▶ [Stated task]: Scan the entries below for the word "坏苹果法则". Copy each line that has it.

[Data entries]
# # # #

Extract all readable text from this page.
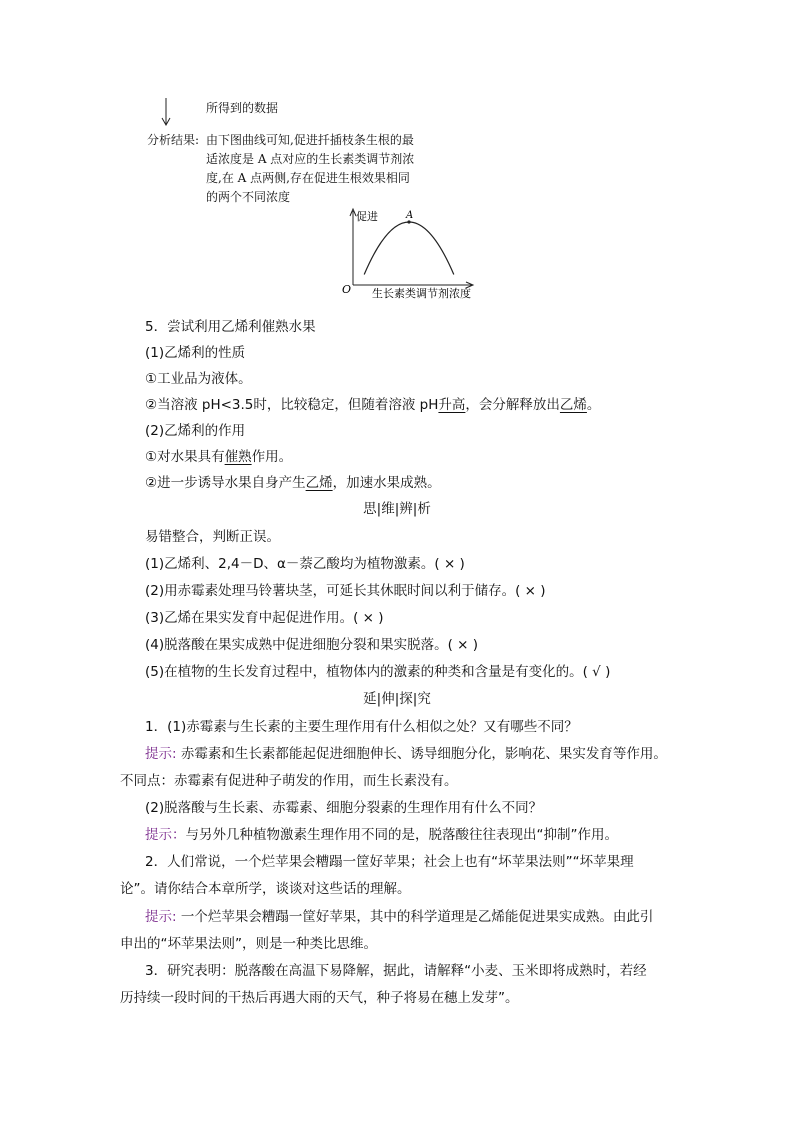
所得到的数据
分析结果: 由下图曲线可知,促进扦插枝条生根的最
适浓度是 A 点对应的生长素类调节剂浓
度,在 A 点两侧,存在促进生根效果相同
的两个不同浓度
A
促进
O 生长素类调节剂浓度
5．尝试利用乙烯利催熟水果
(1)乙烯利的性质
①工业品为液体。
②当溶液 pH<3.5时，比较稳定，但随着溶液 pH升高，会分解释放出乙烯。
(2)乙烯利的作用
①对水果具有催熟作用。
②进一步诱导水果自身产生乙烯，加速水果成熟。
思|维|辨|析
易错整合，判断正误。
(1)乙烯利、2,4－D、α－萘乙酸均为植物激素。( × )
(2)用赤霉素处理马铃薯块茎，可延长其休眠时间以利于储存。( × )
(3)乙烯在果实发育中起促进作用。( × )
(4)脱落酸在果实成熟中促进细胞分裂和果实脱落。( × )
(5)在植物的生长发育过程中，植物体内的激素的种类和含量是有变化的。( √ )
延|伸|探|究
1．(1)赤霉素与生长素的主要生理作用有什么相似之处？又有哪些不同？
提示: 赤霉素和生长素都能起促进细胞伸长、诱导细胞分化，影响花、果实发育等作用。
不同点：赤霉素有促进种子萌发的作用，而生长素没有。
(2)脱落酸与生长素、赤霉素、细胞分裂素的生理作用有什么不同？
提示：与另外几种植物激素生理作用不同的是，脱落酸往往表现出“抑制”作用。
2．人们常说，一个烂苹果会糟蹋一筐好苹果；社会上也有“坏苹果法则”“坏苹果理
论”。请你结合本章所学，谈谈对这些话的理解。
提示: 一个烂苹果会糟蹋一筐好苹果，其中的科学道理是乙烯能促进果实成熟。由此引
申出的“坏苹果法则”，则是一种类比思维。
3．研究表明：脱落酸在高温下易降解，据此，请解释“小麦、玉米即将成熟时，若经
历持续一段时间的干热后再遇大雨的天气，种子将易在穗上发芽”。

# # # #

▶ [Exercise response]:
2．人们常说，一个烂苹果会糟蹋一筐好苹果；社会上也有“坏苹果法则”“坏苹果理
申出的“坏苹果法则”，则是一种类比思维。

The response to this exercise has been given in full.